TASK STATEMENT: Search the records that follow and extract every line containing the string "heading".

■ ■ ■ ■ ■

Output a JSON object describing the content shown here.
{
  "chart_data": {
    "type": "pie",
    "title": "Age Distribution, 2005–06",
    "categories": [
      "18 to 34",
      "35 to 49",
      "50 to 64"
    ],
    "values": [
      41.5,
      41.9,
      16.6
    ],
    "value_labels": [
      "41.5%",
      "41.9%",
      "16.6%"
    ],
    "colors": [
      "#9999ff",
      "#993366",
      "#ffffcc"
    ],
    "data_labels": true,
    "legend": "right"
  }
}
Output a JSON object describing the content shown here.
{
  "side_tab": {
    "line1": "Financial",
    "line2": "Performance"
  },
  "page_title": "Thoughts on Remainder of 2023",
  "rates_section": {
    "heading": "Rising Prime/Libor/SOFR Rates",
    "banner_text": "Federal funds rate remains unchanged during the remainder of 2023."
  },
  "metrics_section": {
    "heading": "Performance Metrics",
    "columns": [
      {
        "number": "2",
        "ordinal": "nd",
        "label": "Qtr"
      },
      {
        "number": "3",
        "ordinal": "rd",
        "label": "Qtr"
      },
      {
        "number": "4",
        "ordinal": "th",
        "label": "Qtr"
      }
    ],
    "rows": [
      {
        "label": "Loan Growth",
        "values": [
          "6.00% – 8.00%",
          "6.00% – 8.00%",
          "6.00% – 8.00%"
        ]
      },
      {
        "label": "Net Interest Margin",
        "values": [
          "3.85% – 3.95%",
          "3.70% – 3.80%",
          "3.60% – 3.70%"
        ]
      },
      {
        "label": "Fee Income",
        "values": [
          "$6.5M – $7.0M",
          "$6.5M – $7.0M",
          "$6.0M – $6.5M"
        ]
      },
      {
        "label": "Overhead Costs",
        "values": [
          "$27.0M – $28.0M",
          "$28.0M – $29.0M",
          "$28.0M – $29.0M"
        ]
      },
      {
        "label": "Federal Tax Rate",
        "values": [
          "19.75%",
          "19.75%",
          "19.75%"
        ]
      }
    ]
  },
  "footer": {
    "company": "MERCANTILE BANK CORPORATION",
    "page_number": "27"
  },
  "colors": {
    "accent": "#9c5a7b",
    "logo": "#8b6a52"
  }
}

■ ■ ■ ■ ■

PROBLEM SOLUTION:
    "heading": "Rising Prime/Libor/SOFR Rates",
    "heading": "Performance Metrics",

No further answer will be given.